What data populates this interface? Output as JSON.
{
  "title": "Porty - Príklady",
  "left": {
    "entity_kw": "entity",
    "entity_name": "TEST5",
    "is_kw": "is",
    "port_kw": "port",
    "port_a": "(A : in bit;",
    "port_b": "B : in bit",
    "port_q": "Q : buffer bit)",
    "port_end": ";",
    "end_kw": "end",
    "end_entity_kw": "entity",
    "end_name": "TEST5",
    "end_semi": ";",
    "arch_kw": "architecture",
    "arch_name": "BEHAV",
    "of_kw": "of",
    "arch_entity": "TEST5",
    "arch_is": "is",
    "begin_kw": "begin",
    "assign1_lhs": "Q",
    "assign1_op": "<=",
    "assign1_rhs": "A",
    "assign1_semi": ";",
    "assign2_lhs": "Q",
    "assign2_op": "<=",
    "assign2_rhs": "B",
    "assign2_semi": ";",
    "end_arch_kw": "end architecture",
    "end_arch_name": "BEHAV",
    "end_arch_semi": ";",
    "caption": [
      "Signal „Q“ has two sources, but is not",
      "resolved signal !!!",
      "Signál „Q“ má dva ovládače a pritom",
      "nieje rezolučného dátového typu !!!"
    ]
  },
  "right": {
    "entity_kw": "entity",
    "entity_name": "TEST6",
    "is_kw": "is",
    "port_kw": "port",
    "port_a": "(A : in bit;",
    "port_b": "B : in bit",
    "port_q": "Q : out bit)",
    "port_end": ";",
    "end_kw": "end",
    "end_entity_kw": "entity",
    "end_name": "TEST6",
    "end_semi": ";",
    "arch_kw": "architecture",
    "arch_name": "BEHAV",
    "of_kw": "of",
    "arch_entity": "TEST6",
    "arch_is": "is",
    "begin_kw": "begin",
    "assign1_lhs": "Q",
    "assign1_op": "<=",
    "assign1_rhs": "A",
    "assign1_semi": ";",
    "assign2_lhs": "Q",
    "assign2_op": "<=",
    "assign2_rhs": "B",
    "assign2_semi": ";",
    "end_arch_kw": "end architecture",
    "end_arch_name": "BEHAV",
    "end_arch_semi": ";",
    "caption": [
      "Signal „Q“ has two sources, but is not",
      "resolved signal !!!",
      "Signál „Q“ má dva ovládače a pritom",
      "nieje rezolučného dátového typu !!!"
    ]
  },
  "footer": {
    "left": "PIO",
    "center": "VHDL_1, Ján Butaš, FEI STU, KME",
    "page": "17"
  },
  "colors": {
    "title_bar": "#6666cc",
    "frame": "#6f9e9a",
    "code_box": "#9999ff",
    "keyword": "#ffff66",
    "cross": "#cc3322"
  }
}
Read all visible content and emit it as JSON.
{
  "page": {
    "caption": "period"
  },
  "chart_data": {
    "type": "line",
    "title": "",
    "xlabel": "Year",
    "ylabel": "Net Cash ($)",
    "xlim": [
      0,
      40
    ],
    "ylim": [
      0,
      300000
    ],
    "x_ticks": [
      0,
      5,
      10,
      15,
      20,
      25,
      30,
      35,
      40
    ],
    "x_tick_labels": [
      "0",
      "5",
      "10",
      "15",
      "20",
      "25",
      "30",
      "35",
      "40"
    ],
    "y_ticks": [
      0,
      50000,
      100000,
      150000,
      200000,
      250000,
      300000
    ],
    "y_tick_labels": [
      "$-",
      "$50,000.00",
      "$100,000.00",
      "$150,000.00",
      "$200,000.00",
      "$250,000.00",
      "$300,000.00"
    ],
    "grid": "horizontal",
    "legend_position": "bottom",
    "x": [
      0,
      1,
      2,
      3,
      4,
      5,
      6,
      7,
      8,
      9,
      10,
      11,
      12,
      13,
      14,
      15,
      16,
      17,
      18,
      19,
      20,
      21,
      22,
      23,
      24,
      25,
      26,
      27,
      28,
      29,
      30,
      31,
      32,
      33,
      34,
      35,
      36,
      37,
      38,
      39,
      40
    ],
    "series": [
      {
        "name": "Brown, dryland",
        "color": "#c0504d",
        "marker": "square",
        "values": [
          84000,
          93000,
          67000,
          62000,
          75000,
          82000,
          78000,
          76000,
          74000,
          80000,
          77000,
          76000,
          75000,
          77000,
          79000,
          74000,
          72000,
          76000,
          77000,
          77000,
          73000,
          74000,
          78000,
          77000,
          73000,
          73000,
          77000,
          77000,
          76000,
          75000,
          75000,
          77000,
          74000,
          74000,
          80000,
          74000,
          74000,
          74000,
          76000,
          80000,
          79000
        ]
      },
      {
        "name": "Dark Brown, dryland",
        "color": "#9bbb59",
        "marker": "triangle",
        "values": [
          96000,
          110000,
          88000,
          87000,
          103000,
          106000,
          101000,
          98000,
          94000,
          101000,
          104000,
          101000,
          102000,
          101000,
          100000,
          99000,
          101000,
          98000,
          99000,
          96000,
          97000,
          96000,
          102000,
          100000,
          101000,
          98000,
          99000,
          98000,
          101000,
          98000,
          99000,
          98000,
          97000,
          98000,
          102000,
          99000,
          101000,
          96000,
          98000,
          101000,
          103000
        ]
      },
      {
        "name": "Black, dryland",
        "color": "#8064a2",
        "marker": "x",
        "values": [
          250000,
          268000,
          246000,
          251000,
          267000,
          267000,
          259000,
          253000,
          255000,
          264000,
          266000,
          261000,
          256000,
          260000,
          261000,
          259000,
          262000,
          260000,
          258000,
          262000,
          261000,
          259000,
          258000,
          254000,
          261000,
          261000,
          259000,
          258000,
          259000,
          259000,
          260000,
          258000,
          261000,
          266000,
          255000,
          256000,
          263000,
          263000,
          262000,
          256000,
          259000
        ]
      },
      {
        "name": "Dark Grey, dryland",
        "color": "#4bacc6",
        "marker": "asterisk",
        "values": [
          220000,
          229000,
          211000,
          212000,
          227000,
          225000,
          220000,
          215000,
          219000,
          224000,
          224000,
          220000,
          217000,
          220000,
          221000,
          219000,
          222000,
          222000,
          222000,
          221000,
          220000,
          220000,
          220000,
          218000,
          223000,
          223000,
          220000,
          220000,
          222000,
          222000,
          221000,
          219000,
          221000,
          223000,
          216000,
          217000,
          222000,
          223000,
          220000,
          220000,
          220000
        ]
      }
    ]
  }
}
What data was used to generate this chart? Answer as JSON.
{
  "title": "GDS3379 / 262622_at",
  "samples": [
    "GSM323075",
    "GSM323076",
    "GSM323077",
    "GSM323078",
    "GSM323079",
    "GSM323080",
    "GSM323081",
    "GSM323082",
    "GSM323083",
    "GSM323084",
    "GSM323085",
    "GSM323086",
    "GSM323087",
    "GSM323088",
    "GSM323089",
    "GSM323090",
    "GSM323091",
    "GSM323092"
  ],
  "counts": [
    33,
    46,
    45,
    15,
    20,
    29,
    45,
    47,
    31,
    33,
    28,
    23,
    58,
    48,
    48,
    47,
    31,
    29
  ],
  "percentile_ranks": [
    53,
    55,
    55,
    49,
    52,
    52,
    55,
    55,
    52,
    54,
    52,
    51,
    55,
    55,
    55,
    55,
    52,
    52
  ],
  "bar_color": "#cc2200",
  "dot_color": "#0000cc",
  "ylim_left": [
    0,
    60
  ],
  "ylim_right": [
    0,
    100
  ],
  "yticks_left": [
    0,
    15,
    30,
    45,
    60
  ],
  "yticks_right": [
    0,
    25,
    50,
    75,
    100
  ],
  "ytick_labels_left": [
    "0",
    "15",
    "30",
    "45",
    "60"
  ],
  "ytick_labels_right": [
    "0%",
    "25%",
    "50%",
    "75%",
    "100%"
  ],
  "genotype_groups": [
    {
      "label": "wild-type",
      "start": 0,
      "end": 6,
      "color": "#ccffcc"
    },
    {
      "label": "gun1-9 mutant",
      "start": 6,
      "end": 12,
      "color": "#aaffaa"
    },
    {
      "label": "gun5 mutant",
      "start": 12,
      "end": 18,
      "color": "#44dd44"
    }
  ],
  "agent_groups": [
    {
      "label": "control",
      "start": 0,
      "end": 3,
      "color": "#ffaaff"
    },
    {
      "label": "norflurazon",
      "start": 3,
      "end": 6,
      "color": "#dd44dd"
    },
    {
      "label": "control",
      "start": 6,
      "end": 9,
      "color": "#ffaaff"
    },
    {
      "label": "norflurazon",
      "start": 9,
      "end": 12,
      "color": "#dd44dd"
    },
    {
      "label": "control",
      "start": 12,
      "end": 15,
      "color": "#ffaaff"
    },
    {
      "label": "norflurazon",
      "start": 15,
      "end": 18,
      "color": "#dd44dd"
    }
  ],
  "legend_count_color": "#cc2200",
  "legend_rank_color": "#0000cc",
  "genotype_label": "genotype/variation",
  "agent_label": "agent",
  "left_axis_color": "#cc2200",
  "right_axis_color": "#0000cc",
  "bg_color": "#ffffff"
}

==*==

WHAT YOU SHOULD DO — Read the entries and pick out all lines that include the word "this".

FINAL RESULT —
What data populates this interface? Output as JSON.
What data was used to generate this chart? Answer as JSON.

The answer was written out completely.